## SUPPLIED RECORDS
________

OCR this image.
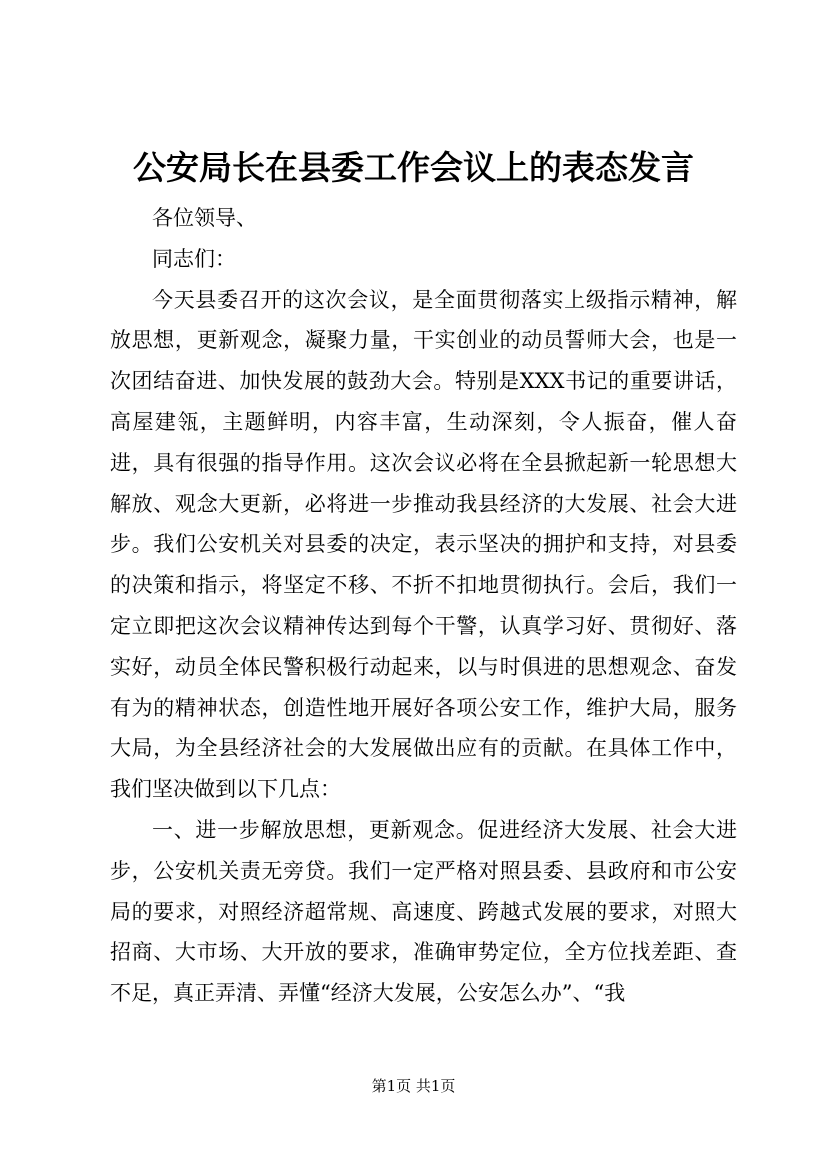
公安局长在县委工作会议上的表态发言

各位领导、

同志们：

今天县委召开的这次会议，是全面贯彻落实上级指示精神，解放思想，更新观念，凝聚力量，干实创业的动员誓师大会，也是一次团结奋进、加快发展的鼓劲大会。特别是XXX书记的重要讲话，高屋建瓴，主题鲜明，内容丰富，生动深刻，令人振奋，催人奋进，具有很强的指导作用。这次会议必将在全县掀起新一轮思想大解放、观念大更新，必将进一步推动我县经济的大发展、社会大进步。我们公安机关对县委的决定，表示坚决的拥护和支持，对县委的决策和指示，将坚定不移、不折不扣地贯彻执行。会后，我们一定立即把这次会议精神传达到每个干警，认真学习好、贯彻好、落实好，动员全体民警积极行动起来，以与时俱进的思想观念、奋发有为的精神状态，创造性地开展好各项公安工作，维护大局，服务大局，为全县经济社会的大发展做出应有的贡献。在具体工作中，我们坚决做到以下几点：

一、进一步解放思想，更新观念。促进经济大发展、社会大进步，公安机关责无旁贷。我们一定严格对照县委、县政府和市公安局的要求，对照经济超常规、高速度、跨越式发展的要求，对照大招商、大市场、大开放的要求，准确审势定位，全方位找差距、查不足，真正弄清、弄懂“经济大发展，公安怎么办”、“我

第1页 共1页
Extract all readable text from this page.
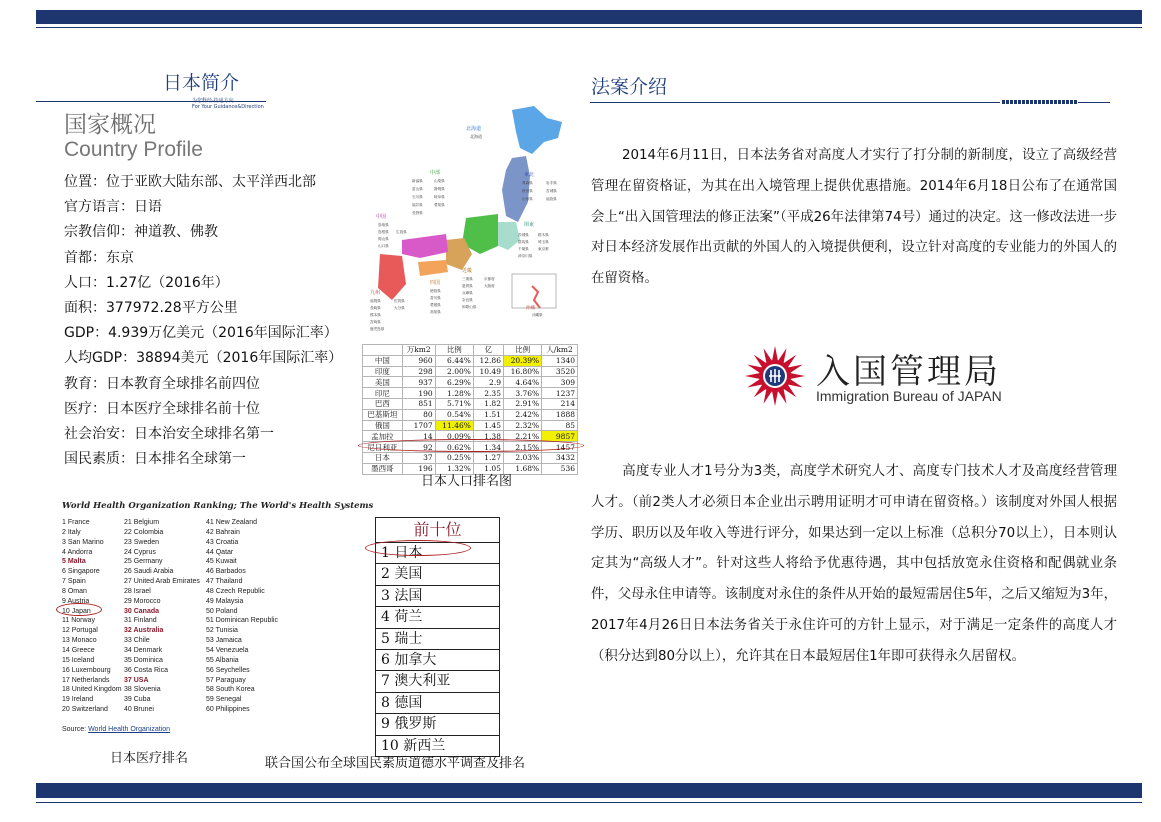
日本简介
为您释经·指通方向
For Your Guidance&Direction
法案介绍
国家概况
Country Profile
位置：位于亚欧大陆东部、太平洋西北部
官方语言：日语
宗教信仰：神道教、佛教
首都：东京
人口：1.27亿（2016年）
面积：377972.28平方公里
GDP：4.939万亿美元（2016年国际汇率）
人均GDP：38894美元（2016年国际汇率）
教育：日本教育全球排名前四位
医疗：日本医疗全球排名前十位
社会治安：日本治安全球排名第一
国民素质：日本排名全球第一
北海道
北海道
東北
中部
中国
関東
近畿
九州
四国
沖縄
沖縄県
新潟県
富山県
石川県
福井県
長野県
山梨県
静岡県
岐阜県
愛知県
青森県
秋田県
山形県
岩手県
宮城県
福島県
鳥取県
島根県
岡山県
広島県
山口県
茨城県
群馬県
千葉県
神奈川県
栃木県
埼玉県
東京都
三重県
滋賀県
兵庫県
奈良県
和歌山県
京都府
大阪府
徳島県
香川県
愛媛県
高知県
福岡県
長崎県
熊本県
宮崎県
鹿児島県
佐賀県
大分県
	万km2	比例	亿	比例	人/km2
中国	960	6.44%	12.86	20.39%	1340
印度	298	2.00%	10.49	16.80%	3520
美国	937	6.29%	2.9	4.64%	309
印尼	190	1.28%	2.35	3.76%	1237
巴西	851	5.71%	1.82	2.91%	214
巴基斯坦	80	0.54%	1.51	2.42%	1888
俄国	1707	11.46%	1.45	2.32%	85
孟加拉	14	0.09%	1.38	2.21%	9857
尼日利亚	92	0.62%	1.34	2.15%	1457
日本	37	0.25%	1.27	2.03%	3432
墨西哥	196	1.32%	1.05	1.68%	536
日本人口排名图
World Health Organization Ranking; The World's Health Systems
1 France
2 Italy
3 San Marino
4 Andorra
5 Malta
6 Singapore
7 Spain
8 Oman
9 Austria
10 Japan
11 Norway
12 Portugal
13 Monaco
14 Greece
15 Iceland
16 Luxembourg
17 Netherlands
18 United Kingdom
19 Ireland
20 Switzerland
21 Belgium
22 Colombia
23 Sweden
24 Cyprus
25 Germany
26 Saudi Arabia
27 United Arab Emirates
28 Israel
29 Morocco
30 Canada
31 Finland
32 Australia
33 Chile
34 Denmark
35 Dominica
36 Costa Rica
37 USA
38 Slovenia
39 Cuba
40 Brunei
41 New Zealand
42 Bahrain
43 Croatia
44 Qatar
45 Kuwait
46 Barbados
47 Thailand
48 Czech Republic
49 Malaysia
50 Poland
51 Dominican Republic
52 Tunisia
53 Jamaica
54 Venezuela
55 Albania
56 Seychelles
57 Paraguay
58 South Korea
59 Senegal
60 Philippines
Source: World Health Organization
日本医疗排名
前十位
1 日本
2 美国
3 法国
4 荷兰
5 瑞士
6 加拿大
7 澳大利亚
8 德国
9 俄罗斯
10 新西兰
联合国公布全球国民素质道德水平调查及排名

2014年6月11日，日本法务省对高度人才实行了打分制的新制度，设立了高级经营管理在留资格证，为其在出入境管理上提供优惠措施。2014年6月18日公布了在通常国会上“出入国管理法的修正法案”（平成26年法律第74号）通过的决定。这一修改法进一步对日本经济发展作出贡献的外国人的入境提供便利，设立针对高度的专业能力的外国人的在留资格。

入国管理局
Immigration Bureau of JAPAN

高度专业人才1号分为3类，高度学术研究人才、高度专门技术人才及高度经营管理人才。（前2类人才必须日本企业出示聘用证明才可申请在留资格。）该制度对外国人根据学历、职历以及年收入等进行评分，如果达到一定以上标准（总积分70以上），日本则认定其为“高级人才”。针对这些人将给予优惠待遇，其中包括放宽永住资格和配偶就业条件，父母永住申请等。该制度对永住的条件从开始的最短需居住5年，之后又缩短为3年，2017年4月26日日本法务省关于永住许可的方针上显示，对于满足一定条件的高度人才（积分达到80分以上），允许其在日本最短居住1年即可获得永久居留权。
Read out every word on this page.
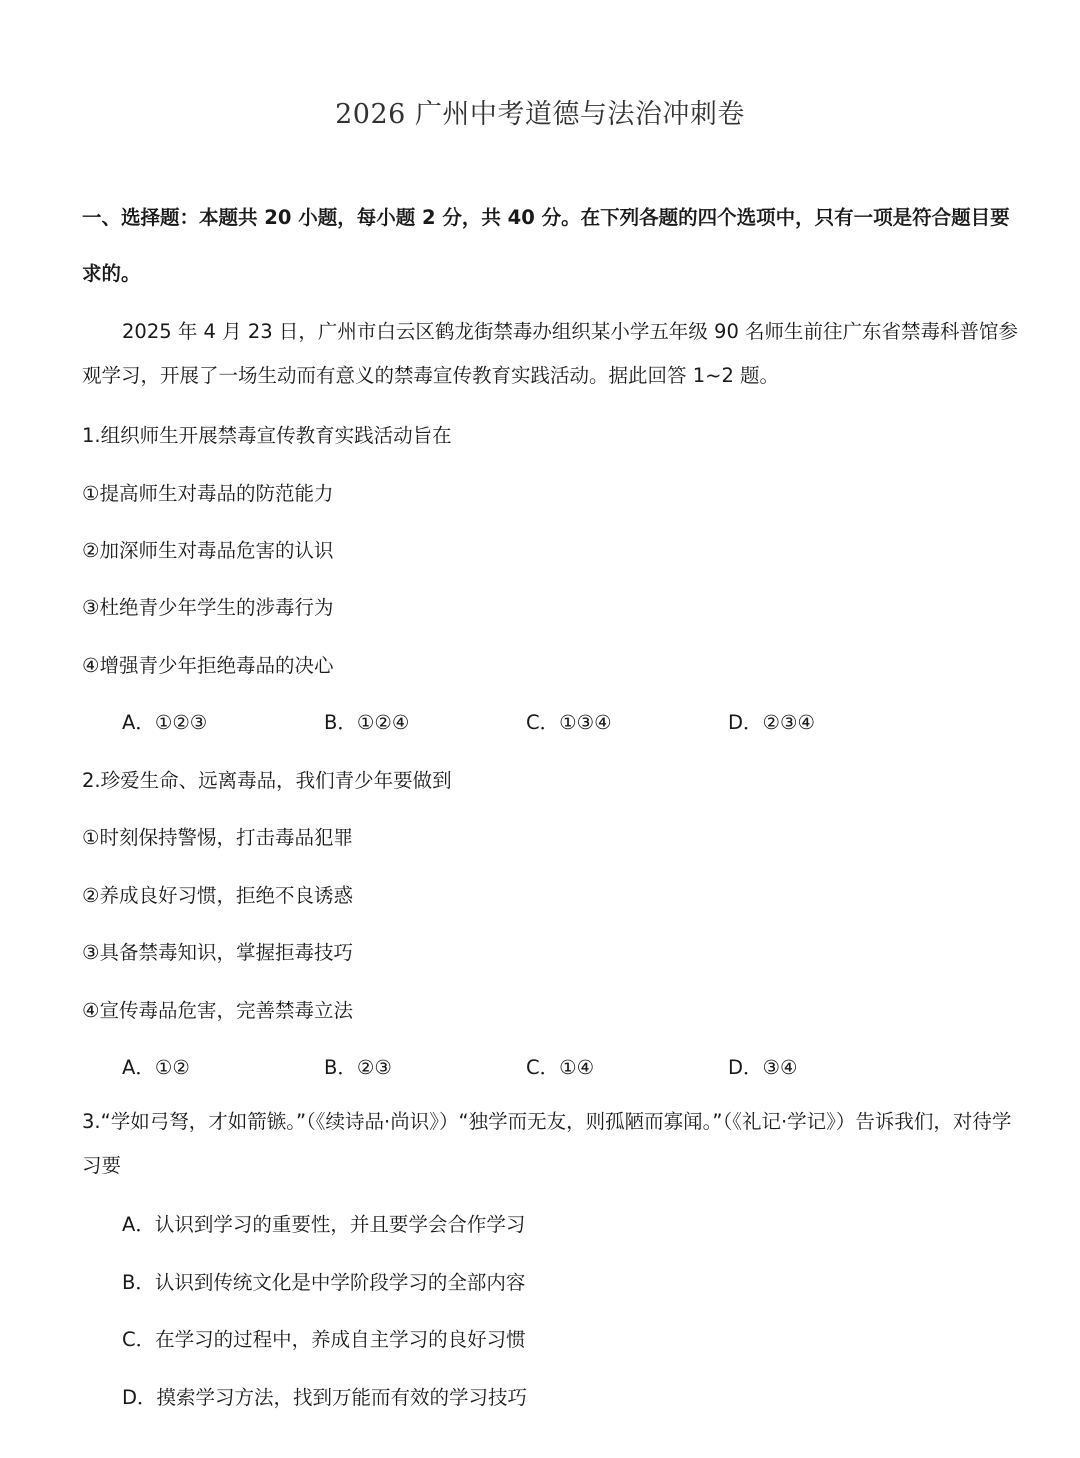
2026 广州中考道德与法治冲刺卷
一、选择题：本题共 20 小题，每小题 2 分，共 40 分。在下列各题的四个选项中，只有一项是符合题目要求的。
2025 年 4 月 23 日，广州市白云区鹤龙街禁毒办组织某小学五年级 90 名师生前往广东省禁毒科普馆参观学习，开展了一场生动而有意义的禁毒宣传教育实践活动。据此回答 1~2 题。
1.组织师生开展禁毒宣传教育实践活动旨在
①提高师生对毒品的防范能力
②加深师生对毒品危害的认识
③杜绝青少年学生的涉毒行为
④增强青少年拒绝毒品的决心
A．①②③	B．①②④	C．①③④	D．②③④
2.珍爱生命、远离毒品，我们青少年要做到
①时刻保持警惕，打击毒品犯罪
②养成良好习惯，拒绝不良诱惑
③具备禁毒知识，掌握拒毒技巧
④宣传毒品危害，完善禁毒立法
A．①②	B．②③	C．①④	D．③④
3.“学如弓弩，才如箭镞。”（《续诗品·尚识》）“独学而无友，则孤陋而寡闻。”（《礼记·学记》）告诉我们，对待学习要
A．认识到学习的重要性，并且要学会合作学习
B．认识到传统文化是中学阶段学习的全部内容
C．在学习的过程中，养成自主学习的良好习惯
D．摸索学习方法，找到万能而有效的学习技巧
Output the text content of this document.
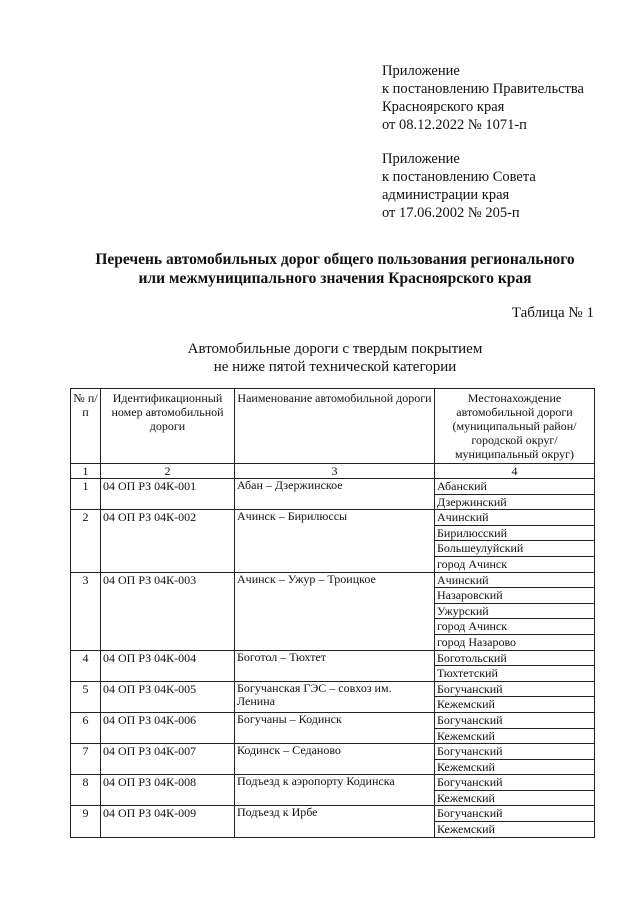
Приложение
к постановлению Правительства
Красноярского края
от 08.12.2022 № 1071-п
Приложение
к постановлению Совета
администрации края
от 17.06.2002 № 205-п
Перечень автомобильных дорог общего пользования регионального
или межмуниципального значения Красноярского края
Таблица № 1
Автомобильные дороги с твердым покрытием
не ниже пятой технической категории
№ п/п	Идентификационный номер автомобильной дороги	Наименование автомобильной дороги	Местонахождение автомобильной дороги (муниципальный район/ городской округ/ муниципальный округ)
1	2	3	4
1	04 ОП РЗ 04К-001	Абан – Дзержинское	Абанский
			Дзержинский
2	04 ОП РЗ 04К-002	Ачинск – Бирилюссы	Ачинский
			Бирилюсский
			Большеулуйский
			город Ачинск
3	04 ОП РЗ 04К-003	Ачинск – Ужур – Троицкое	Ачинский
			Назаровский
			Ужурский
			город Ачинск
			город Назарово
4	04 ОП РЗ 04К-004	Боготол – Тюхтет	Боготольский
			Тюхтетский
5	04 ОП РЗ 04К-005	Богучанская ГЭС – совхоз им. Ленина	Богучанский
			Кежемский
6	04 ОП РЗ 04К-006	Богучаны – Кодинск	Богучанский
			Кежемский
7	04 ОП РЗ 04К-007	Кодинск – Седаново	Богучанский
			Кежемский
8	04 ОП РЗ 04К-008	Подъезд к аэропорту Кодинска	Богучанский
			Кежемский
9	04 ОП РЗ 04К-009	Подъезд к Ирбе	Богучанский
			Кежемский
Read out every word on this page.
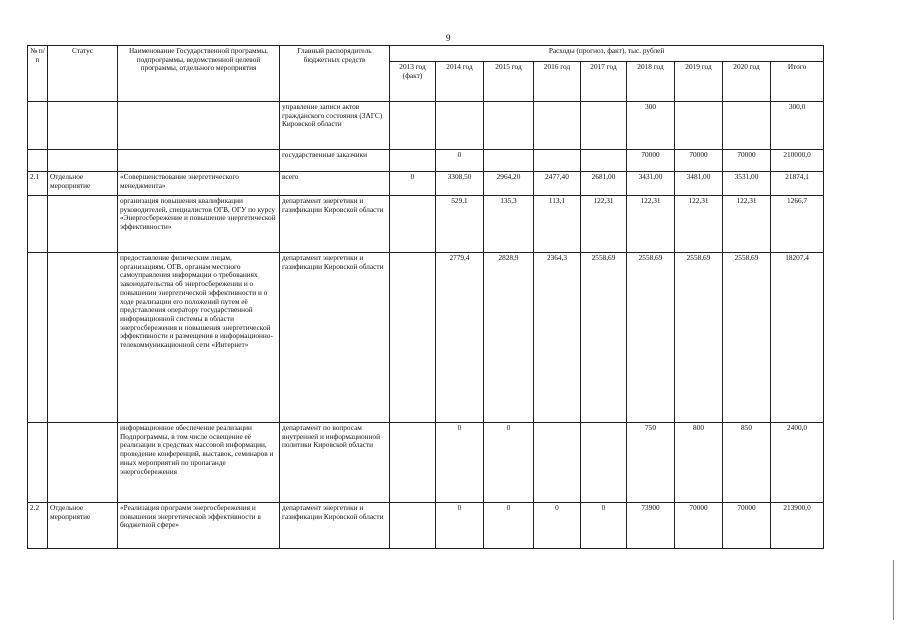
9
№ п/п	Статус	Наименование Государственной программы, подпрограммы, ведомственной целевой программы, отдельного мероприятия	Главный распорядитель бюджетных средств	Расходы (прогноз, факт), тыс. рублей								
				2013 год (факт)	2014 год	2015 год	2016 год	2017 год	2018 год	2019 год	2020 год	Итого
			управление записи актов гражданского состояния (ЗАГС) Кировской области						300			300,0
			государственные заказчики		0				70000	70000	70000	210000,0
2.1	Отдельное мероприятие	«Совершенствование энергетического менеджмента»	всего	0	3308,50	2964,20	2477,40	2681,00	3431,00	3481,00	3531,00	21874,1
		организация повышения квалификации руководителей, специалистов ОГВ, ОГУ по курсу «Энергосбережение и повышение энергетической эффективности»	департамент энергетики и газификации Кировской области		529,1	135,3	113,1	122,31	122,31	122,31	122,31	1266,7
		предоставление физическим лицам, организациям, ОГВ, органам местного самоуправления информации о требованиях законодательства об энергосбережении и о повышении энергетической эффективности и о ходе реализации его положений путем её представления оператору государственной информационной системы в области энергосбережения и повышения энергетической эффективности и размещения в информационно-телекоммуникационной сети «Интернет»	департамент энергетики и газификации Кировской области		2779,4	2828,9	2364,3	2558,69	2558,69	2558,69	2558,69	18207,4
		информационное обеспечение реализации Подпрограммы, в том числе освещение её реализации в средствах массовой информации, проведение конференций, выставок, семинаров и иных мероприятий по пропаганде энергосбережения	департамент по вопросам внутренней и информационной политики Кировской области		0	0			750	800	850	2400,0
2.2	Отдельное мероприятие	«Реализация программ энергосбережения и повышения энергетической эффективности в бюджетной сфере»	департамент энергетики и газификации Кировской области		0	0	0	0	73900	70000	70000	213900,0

________

## WRITTEN EXERCISE
Count how many lines above contain the word "края". Reply with the number alone.

## WRITTEN RESPONSE
3